Task to complete | Could you write out every entry exactly as it stands?

Begin

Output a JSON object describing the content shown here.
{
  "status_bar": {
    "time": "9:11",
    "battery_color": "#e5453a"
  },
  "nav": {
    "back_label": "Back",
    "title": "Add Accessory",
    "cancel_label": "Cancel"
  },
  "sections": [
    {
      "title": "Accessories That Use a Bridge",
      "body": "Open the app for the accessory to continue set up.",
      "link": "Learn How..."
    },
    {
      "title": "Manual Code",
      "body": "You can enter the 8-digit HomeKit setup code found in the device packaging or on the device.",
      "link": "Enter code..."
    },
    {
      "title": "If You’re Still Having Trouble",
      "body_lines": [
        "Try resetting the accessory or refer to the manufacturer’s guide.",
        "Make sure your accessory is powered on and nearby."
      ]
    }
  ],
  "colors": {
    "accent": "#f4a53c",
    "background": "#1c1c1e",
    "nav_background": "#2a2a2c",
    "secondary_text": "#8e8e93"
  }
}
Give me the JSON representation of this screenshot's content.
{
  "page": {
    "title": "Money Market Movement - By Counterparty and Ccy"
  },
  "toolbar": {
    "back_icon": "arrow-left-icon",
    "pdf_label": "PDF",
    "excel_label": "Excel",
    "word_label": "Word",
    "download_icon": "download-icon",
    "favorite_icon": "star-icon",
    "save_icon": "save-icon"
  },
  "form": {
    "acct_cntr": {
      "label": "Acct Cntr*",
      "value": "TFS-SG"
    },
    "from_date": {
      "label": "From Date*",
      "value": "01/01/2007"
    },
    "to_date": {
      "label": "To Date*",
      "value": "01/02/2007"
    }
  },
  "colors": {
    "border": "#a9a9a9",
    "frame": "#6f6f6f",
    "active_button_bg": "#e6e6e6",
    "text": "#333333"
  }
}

End

Answer to this exercise |
Output a JSON object describing the content shown here.
{
  "status_bar": {
    "time": "9:11",
    "battery_color": "#e5453a"
  },
  "nav": {
    "back_label": "Back",
    "title": "Add Accessory",
    "cancel_label": "Cancel"
  },
  "sections": [
    {
      "title": "Accessories That Use a Bridge",
      "body": "Open the app for the accessory to continue set up.",
      "link": "Learn How..."
    },
    {
      "title": "Manual Code",
      "body": "You can enter the 8-digit HomeKit setup code found in the device packaging or on the device.",
      "link": "Enter code..."
    },
    {
      "title": "If You’re Still Having Trouble",
      "body_lines": [
        "Try resetting the accessory or refer to the manufacturer’s guide.",
        "Make sure your accessory is powered on and nearby."
      ]
    }
  ],
  "colors": {
    "accent": "#f4a53c",
    "background": "#1c1c1e",
    "nav_background": "#2a2a2c",
    "secondary_text": "#8e8e93"
  }
}
Give me the JSON representation of this screenshot's content.
{
  "page": {
    "title": "Money Market Movement - By Counterparty and Ccy"
  },
  "toolbar": {
    "back_icon": "arrow-left-icon",
    "pdf_label": "PDF",
    "excel_label": "Excel",
    "word_label": "Word",
    "download_icon": "download-icon",
    "favorite_icon": "star-icon",
    "save_icon": "save-icon"
  },
  "form": {
    "acct_cntr": {
      "label": "Acct Cntr*",
      "value": "TFS-SG"
    },
    "from_date": {
      "label": "From Date*",
      "value": "01/01/2007"
    },
    "to_date": {
      "label": "To Date*",
      "value": "01/02/2007"
    }
  },
  "colors": {
    "border": "#a9a9a9",
    "frame": "#6f6f6f",
    "active_button_bg": "#e6e6e6",
    "text": "#333333"
  }
}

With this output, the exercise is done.